[Collected data entries]
--- Start ---

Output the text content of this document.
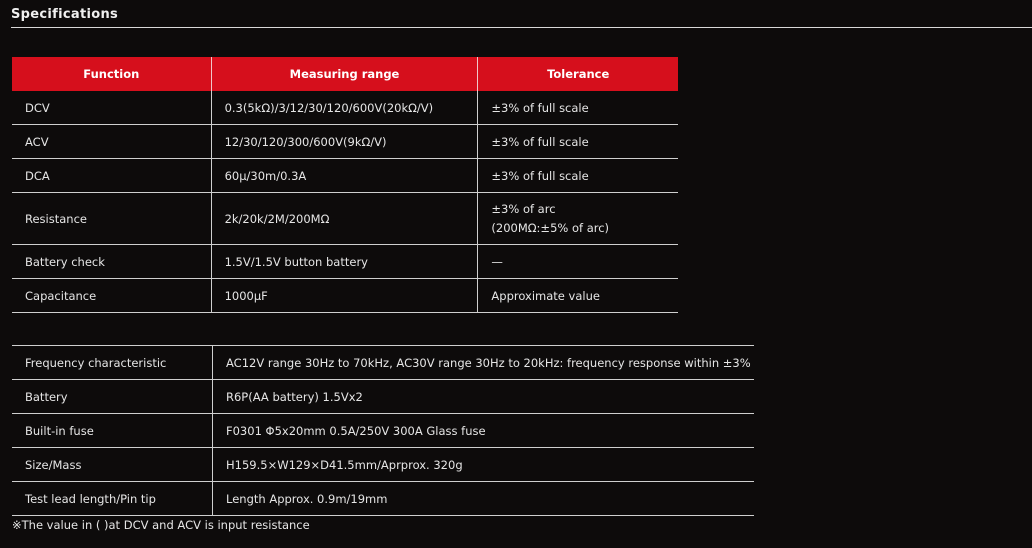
Specifications
Function	Measuring range	Tolerance
DCV	0.3(5kΩ)/3/12/30/120/600V(20kΩ/V)	±3% of full scale
ACV	12/30/120/300/600V(9kΩ/V)	±3% of full scale
DCA	60μ/30m/0.3A	±3% of full scale
Resistance	2k/20k/2M/200MΩ	±3% of arc
(200MΩ:±5% of arc)

Battery check	1.5V/1.5V button battery	—
Capacitance	1000μF	Approximate value
Frequency characteristic	AC12V range 30Hz to 70kHz, AC30V range 30Hz to 20kHz: frequency response within ±3%
Battery	R6P(AA battery) 1.5Vx2
Built-in fuse	F0301 Φ5x20mm 0.5A/250V 300A Glass fuse
Size/Mass	H159.5×W129×D41.5mm/Aprprox. 320g
Test lead length/Pin tip	Length Approx. 0.9m/19mm
※The value in ( )at DCV and ACV is input resistance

--- End ---

Reproduce each line from the records that contains the word "scale".

DCV	0.3(5kΩ)/3/12/30/120/600V(20kΩ/V)	±3% of full scale
ACV	12/30/120/300/600V(9kΩ/V)	±3% of full scale
DCA	60μ/30m/0.3A	±3% of full scale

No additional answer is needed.